Page excerpt>
* START *

As we pressed on, we passed groups of adolescent boys congregating at the roadside, dressed in green tunics and pointed wizard hats and shaking wooden rattles. Tounkara explained that they had recently been circumcised and were looking for gifts to commemorate their entry into manhood. He made a joke about the blacksmith having done the operation. I noticed that I was the only one laughing and realized that it wasn't a joke. The blacksmith really did do it. We pulled over and gladly emptied our pockets into their outstretched hands.

I had heard that although illegal, female circumcision is still common in Mali, performed in secret by the women elders of the village. Tounkara cheerfully told me that both of his teenage daughters had been circumcised. Reading my look of horror, he went on to explain that rather than rely on the old women, he had taken them to a local féticheur, or sorcerer. She had picked up a lemon, sliced pieces off it, and miraculously caused his daughters' clitorises to fall off. "C'était incroyable," he exclaimed, and I couldn't argue with his choice of words.

The next day we would be in Dogon Country, the spectacular terrain of honeycombed hill dwellings that appears in all the travel posters. Here, too, is the spiritual home of the animist beliefs that, I was learning, govern the private practices of Malians as assiduously as Islam dictates public life. But now we had literally come to the end of our road. Beneath a flaming indigo sky, we paused on the banks of the Bani River, the main tributary of the Niger. The sunset had softened the surrounding landscape into a warm, milky residue of receding silhouettes. Here, finally, was a place where one could imagine living, where a life might outstrip the hardships of survival. From across the river chugged a ferry, no more than an iron raft with a pair of outboard motors welded to it, to carry us back to the marooned island town of Djenné.

* END *

To do>
**A)** From the Mali travel passage, return everything from "I had heard" down to "choice of words.".
**B)** Write the next part of the Mali travel passage, picking up after its last sentence.

Records supplied>
* START *

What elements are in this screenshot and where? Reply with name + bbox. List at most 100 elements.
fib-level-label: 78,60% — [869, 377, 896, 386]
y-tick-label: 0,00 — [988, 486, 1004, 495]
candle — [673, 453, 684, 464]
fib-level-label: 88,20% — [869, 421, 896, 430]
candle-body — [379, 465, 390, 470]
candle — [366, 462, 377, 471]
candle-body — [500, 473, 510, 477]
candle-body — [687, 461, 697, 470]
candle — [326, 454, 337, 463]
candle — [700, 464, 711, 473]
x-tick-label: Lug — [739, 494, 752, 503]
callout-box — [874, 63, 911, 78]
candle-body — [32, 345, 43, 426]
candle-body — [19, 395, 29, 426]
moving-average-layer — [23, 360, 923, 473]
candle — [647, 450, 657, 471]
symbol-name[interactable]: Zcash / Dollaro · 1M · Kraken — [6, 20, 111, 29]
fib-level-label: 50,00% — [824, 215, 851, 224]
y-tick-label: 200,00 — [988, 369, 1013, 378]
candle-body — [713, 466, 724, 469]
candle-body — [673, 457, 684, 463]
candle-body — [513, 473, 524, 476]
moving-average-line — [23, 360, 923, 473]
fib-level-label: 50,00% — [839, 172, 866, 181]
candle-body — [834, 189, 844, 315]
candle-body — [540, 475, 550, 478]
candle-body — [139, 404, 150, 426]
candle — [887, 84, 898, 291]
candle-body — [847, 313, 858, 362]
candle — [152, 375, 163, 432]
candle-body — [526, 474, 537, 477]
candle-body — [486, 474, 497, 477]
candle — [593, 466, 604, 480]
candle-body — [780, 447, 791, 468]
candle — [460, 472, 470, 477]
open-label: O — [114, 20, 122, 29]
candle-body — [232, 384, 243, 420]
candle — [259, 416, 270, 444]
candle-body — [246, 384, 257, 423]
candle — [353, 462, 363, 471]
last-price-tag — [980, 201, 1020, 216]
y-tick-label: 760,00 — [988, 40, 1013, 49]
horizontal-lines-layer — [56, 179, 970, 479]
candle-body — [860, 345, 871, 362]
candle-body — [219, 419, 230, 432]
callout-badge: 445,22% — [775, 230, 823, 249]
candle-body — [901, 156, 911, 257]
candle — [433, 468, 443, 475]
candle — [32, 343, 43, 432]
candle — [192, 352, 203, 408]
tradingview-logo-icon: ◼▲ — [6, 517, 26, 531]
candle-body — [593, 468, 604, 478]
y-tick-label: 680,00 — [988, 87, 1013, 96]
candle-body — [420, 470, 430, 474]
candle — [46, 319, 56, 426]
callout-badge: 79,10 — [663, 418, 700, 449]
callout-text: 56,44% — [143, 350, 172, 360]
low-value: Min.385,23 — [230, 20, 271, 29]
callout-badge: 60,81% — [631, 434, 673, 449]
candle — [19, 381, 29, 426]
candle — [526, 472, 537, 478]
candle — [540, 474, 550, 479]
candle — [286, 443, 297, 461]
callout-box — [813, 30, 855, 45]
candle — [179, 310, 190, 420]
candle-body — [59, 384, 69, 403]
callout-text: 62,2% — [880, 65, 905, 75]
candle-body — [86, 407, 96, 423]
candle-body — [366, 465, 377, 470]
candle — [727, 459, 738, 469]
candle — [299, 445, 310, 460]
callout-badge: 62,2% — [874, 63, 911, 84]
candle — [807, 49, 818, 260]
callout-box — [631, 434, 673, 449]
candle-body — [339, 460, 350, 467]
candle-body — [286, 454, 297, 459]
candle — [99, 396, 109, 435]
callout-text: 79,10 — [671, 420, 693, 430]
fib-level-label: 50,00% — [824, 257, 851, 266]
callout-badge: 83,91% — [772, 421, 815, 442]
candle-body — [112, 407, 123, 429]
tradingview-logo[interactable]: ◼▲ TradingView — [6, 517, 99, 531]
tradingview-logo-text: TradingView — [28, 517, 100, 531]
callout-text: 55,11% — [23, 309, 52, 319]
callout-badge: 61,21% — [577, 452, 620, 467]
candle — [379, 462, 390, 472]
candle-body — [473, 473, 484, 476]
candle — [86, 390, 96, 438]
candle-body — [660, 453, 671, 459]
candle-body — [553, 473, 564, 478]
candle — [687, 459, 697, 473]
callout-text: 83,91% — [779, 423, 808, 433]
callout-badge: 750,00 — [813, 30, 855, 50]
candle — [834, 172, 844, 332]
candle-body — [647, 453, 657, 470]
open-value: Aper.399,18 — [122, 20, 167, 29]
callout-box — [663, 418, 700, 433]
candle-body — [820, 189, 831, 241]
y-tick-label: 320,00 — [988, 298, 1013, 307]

* END *

Answers to the tasks>
**A)**
I had heard that although illegal, female circumcision is still common in Mali, performed in secret by the women elders of the village. Tounkara cheerfully told me that both of his teenage daughters had been circumcised. Reading my look of horror, he went on to explain that rather than rely on the old women, he had taken them to a local féticheur, or sorcerer. She had picked up a lemon, sliced pieces off it, and miraculously caused his daughters' clitorises to fall off. "C'était incroyable," he exclaimed, and I couldn't argue with his choice of words.

**B)**
Once an important trading post in the Mali Empire, Djenné was sequentially invaded and abandoned for the next five hundred years. What remains is an untouched picture of a centuries-old life, of open squares and dusty backstreets, of houses built in an ornamented Moroccan style, and then, around the corner, the inscrutable facades of Sudanese-style village homes. In the dancing half-light of the late evening, it felt as if we had landed in some kind of multicultural magic kingdom. By day, Djenné transforms into a market and tourist town, the main attraction being the massive mosque at its center. Describing it as the largest mud structure in the world, as guidebooks tend to, doesn't quite honor its baroque splendor. Though only a hundred years old (and in a constant state of refurbishment), it looks like a prehistoric palace, or perhaps the outcome of a fevered surrealist dream. Non-Muslims have been excluded from entering for the past decade—ever since, as a local guide explained, a group of Italians took "terrible pornographic pictures" inside (this turns out to have been a fashion shoot).